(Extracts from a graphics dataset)
########################################

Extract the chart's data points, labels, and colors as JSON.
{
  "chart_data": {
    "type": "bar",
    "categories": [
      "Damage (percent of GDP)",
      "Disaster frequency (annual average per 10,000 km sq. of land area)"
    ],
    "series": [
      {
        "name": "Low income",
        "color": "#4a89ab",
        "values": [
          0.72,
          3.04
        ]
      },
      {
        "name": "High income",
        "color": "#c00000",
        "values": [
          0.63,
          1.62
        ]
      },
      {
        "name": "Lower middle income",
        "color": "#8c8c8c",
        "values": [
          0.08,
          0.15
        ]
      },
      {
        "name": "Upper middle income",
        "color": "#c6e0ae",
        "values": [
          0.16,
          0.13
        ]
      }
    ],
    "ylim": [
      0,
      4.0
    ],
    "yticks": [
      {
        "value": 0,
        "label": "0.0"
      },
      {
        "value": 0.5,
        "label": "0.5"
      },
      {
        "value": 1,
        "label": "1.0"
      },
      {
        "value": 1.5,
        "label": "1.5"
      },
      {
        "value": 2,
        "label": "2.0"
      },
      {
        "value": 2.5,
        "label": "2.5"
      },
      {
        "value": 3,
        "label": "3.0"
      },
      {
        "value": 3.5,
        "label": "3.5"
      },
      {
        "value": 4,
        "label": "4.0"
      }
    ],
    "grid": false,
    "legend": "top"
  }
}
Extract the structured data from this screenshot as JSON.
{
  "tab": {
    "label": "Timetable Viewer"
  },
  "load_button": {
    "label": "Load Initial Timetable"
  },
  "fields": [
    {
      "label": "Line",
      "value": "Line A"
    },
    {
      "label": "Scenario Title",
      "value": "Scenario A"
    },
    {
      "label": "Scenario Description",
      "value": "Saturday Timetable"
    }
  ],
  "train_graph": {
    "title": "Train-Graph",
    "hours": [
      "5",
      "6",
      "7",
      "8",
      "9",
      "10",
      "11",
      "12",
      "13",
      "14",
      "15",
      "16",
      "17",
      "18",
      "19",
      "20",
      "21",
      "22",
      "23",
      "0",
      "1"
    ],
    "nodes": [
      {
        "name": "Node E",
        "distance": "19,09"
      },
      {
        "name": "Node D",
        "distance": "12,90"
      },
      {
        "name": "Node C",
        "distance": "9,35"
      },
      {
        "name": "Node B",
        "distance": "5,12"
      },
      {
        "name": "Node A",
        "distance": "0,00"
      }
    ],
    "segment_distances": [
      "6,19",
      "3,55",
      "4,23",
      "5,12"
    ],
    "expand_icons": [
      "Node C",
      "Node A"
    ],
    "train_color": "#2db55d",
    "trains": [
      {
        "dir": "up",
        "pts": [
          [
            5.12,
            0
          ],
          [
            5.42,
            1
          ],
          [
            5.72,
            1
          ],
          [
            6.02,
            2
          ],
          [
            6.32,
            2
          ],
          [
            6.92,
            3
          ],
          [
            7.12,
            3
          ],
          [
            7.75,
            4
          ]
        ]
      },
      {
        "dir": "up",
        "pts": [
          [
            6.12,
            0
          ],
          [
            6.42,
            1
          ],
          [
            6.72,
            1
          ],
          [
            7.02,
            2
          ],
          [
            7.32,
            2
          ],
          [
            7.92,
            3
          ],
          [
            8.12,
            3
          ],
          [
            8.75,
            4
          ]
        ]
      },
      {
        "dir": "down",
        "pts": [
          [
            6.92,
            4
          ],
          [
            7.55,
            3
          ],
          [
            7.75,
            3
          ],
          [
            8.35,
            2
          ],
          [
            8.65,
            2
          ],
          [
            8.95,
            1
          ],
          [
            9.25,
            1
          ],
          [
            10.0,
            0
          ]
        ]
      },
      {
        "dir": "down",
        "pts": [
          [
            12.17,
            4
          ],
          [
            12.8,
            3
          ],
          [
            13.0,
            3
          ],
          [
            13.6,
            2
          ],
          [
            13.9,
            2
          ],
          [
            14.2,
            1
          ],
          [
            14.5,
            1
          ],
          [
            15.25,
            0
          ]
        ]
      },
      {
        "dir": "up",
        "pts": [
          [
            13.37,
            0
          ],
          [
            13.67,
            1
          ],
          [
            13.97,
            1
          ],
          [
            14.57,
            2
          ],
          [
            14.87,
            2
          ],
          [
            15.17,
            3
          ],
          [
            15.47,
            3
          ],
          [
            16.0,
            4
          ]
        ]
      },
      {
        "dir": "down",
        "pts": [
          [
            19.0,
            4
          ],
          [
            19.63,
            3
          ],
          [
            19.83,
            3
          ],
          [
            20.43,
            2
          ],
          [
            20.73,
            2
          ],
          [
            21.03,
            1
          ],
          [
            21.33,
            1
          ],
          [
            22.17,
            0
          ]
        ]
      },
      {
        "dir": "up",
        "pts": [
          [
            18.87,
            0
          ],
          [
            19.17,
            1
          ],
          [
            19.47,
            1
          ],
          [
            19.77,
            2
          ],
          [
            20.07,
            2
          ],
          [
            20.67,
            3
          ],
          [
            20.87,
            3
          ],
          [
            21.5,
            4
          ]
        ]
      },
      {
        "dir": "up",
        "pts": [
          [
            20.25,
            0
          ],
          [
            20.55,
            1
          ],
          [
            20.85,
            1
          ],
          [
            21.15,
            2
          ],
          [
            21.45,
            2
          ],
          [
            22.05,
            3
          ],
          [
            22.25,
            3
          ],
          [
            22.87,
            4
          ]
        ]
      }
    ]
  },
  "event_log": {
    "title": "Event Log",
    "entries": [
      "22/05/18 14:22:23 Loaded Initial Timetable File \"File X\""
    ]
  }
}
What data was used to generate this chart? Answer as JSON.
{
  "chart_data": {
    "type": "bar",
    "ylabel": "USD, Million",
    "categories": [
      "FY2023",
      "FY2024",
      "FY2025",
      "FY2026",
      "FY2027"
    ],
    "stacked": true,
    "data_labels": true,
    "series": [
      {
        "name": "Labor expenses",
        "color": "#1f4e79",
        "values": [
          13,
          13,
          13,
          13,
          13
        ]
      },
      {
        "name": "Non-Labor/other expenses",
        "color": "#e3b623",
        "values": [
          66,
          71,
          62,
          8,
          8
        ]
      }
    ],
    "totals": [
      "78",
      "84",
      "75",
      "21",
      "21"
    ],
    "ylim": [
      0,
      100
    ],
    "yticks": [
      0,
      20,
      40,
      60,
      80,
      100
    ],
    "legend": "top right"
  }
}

########################################

WORK TO COMPLETE:
Reproduce each record shown above without altering a single word.

SOLUTION TO THE PROBLEM:
Extract the chart's data points, labels, and colors as JSON.
{
  "chart_data": {
    "type": "bar",
    "categories": [
      "Damage (percent of GDP)",
      "Disaster frequency (annual average per 10,000 km sq. of land area)"
    ],
    "series": [
      {
        "name": "Low income",
        "color": "#4a89ab",
        "values": [
          0.72,
          3.04
        ]
      },
      {
        "name": "High income",
        "color": "#c00000",
        "values": [
          0.63,
          1.62
        ]
      },
      {
        "name": "Lower middle income",
        "color": "#8c8c8c",
        "values": [
          0.08,
          0.15
        ]
      },
      {
        "name": "Upper middle income",
        "color": "#c6e0ae",
        "values": [
          0.16,
          0.13
        ]
      }
    ],
    "ylim": [
      0,
      4.0
    ],
    "yticks": [
      {
        "value": 0,
        "label": "0.0"
      },
      {
        "value": 0.5,
        "label": "0.5"
      },
      {
        "value": 1,
        "label": "1.0"
      },
      {
        "value": 1.5,
        "label": "1.5"
      },
      {
        "value": 2,
        "label": "2.0"
      },
      {
        "value": 2.5,
        "label": "2.5"
      },
      {
        "value": 3,
        "label": "3.0"
      },
      {
        "value": 3.5,
        "label": "3.5"
      },
      {
        "value": 4,
        "label": "4.0"
      }
    ],
    "grid": false,
    "legend": "top"
  }
}
Extract the structured data from this screenshot as JSON.
{
  "tab": {
    "label": "Timetable Viewer"
  },
  "load_button": {
    "label": "Load Initial Timetable"
  },
  "fields": [
    {
      "label": "Line",
      "value": "Line A"
    },
    {
      "label": "Scenario Title",
      "value": "Scenario A"
    },
    {
      "label": "Scenario Description",
      "value": "Saturday Timetable"
    }
  ],
  "train_graph": {
    "title": "Train-Graph",
    "hours": [
      "5",
      "6",
      "7",
      "8",
      "9",
      "10",
      "11",
      "12",
      "13",
      "14",
      "15",
      "16",
      "17",
      "18",
      "19",
      "20",
      "21",
      "22",
      "23",
      "0",
      "1"
    ],
    "nodes": [
      {
        "name": "Node E",
        "distance": "19,09"
      },
      {
        "name": "Node D",
        "distance": "12,90"
      },
      {
        "name": "Node C",
        "distance": "9,35"
      },
      {
        "name": "Node B",
        "distance": "5,12"
      },
      {
        "name": "Node A",
        "distance": "0,00"
      }
    ],
    "segment_distances": [
      "6,19",
      "3,55",
      "4,23",
      "5,12"
    ],
    "expand_icons": [
      "Node C",
      "Node A"
    ],
    "train_color": "#2db55d",
    "trains": [
      {
        "dir": "up",
        "pts": [
          [
            5.12,
            0
          ],
          [
            5.42,
            1
          ],
          [
            5.72,
            1
          ],
          [
            6.02,
            2
          ],
          [
            6.32,
            2
          ],
          [
            6.92,
            3
          ],
          [
            7.12,
            3
          ],
          [
            7.75,
            4
          ]
        ]
      },
      {
        "dir": "up",
        "pts": [
          [
            6.12,
            0
          ],
          [
            6.42,
            1
          ],
          [
            6.72,
            1
          ],
          [
            7.02,
            2
          ],
          [
            7.32,
            2
          ],
          [
            7.92,
            3
          ],
          [
            8.12,
            3
          ],
          [
            8.75,
            4
          ]
        ]
      },
      {
        "dir": "down",
        "pts": [
          [
            6.92,
            4
          ],
          [
            7.55,
            3
          ],
          [
            7.75,
            3
          ],
          [
            8.35,
            2
          ],
          [
            8.65,
            2
          ],
          [
            8.95,
            1
          ],
          [
            9.25,
            1
          ],
          [
            10.0,
            0
          ]
        ]
      },
      {
        "dir": "down",
        "pts": [
          [
            12.17,
            4
          ],
          [
            12.8,
            3
          ],
          [
            13.0,
            3
          ],
          [
            13.6,
            2
          ],
          [
            13.9,
            2
          ],
          [
            14.2,
            1
          ],
          [
            14.5,
            1
          ],
          [
            15.25,
            0
          ]
        ]
      },
      {
        "dir": "up",
        "pts": [
          [
            13.37,
            0
          ],
          [
            13.67,
            1
          ],
          [
            13.97,
            1
          ],
          [
            14.57,
            2
          ],
          [
            14.87,
            2
          ],
          [
            15.17,
            3
          ],
          [
            15.47,
            3
          ],
          [
            16.0,
            4
          ]
        ]
      },
      {
        "dir": "down",
        "pts": [
          [
            19.0,
            4
          ],
          [
            19.63,
            3
          ],
          [
            19.83,
            3
          ],
          [
            20.43,
            2
          ],
          [
            20.73,
            2
          ],
          [
            21.03,
            1
          ],
          [
            21.33,
            1
          ],
          [
            22.17,
            0
          ]
        ]
      },
      {
        "dir": "up",
        "pts": [
          [
            18.87,
            0
          ],
          [
            19.17,
            1
          ],
          [
            19.47,
            1
          ],
          [
            19.77,
            2
          ],
          [
            20.07,
            2
          ],
          [
            20.67,
            3
          ],
          [
            20.87,
            3
          ],
          [
            21.5,
            4
          ]
        ]
      },
      {
        "dir": "up",
        "pts": [
          [
            20.25,
            0
          ],
          [
            20.55,
            1
          ],
          [
            20.85,
            1
          ],
          [
            21.15,
            2
          ],
          [
            21.45,
            2
          ],
          [
            22.05,
            3
          ],
          [
            22.25,
            3
          ],
          [
            22.87,
            4
          ]
        ]
      }
    ]
  },
  "event_log": {
    "title": "Event Log",
    "entries": [
      "22/05/18 14:22:23 Loaded Initial Timetable File \"File X\""
    ]
  }
}
What data was used to generate this chart? Answer as JSON.
{
  "chart_data": {
    "type": "bar",
    "ylabel": "USD, Million",
    "categories": [
      "FY2023",
      "FY2024",
      "FY2025",
      "FY2026",
      "FY2027"
    ],
    "stacked": true,
    "data_labels": true,
    "series": [
      {
        "name": "Labor expenses",
        "color": "#1f4e79",
        "values": [
          13,
          13,
          13,
          13,
          13
        ]
      },
      {
        "name": "Non-Labor/other expenses",
        "color": "#e3b623",
        "values": [
          66,
          71,
          62,
          8,
          8
        ]
      }
    ],
    "totals": [
      "78",
      "84",
      "75",
      "21",
      "21"
    ],
    "ylim": [
      0,
      100
    ],
    "yticks": [
      0,
      20,
      40,
      60,
      80,
      100
    ],
    "legend": "top right"
  }
}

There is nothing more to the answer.